Type out the data exactly as given. Skip any image.

_Dataset excerpts_.
----

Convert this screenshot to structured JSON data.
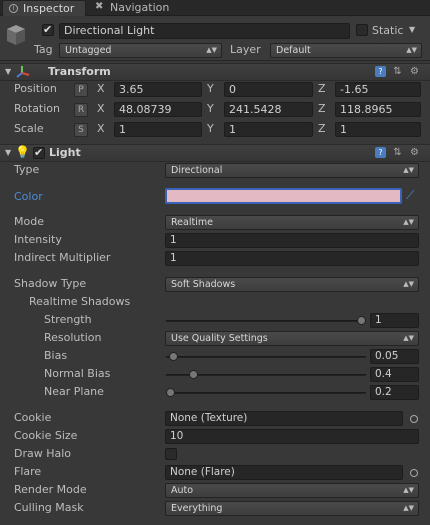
{
  "tabs": [
    {
      "label": "Inspector"
    },
    {
      "label": "Navigation"
    }
  ],
  "object": {
    "name": "Directional Light",
    "static_label": "Static",
    "tag_label": "Tag",
    "tag_value": "Untagged",
    "layer_label": "Layer",
    "layer_value": "Default"
  },
  "transform": {
    "title": "Transform",
    "position": {
      "label": "Position",
      "tag": "P",
      "x": "3.65",
      "y": "0",
      "z": "-1.65"
    },
    "rotation": {
      "label": "Rotation",
      "tag": "R",
      "x": "48.08739",
      "y": "241.5428",
      "z": "118.8965"
    },
    "scale": {
      "label": "Scale",
      "tag": "S",
      "x": "1",
      "y": "1",
      "z": "1"
    },
    "axis_x": "X",
    "axis_y": "Y",
    "axis_z": "Z"
  },
  "light": {
    "title": "Light",
    "type_label": "Type",
    "type_value": "Directional",
    "color_label": "Color",
    "color_value": "#e3b9c4",
    "mode_label": "Mode",
    "mode_value": "Realtime",
    "intensity_label": "Intensity",
    "intensity_value": "1",
    "indirect_label": "Indirect Multiplier",
    "indirect_value": "1",
    "shadow_type_label": "Shadow Type",
    "shadow_type_value": "Soft Shadows",
    "realtime_shadows_label": "Realtime Shadows",
    "strength_label": "Strength",
    "strength_value": "1",
    "resolution_label": "Resolution",
    "resolution_value": "Use Quality Settings",
    "bias_label": "Bias",
    "bias_value": "0.05",
    "normal_bias_label": "Normal Bias",
    "normal_bias_value": "0.4",
    "near_plane_label": "Near Plane",
    "near_plane_value": "0.2",
    "cookie_label": "Cookie",
    "cookie_value": "None (Texture)",
    "cookie_size_label": "Cookie Size",
    "cookie_size_value": "10",
    "draw_halo_label": "Draw Halo",
    "flare_label": "Flare",
    "flare_value": "None (Flare)",
    "render_mode_label": "Render Mode",
    "render_mode_value": "Auto",
    "culling_mask_label": "Culling Mask",
    "culling_mask_value": "Everything"
  }
}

----

_Written solution_.
Convert this screenshot to structured JSON data.
{
  "tabs": [
    {
      "label": "Inspector"
    },
    {
      "label": "Navigation"
    }
  ],
  "object": {
    "name": "Directional Light",
    "static_label": "Static",
    "tag_label": "Tag",
    "tag_value": "Untagged",
    "layer_label": "Layer",
    "layer_value": "Default"
  },
  "transform": {
    "title": "Transform",
    "position": {
      "label": "Position",
      "tag": "P",
      "x": "3.65",
      "y": "0",
      "z": "-1.65"
    },
    "rotation": {
      "label": "Rotation",
      "tag": "R",
      "x": "48.08739",
      "y": "241.5428",
      "z": "118.8965"
    },
    "scale": {
      "label": "Scale",
      "tag": "S",
      "x": "1",
      "y": "1",
      "z": "1"
    },
    "axis_x": "X",
    "axis_y": "Y",
    "axis_z": "Z"
  },
  "light": {
    "title": "Light",
    "type_label": "Type",
    "type_value": "Directional",
    "color_label": "Color",
    "color_value": "#e3b9c4",
    "mode_label": "Mode",
    "mode_value": "Realtime",
    "intensity_label": "Intensity",
    "intensity_value": "1",
    "indirect_label": "Indirect Multiplier",
    "indirect_value": "1",
    "shadow_type_label": "Shadow Type",
    "shadow_type_value": "Soft Shadows",
    "realtime_shadows_label": "Realtime Shadows",
    "strength_label": "Strength",
    "strength_value": "1",
    "resolution_label": "Resolution",
    "resolution_value": "Use Quality Settings",
    "bias_label": "Bias",
    "bias_value": "0.05",
    "normal_bias_label": "Normal Bias",
    "normal_bias_value": "0.4",
    "near_plane_label": "Near Plane",
    "near_plane_value": "0.2",
    "cookie_label": "Cookie",
    "cookie_value": "None (Texture)",
    "cookie_size_label": "Cookie Size",
    "cookie_size_value": "10",
    "draw_halo_label": "Draw Halo",
    "flare_label": "Flare",
    "flare_value": "None (Flare)",
    "render_mode_label": "Render Mode",
    "render_mode_value": "Auto",
    "culling_mask_label": "Culling Mask",
    "culling_mask_value": "Everything"
  }
}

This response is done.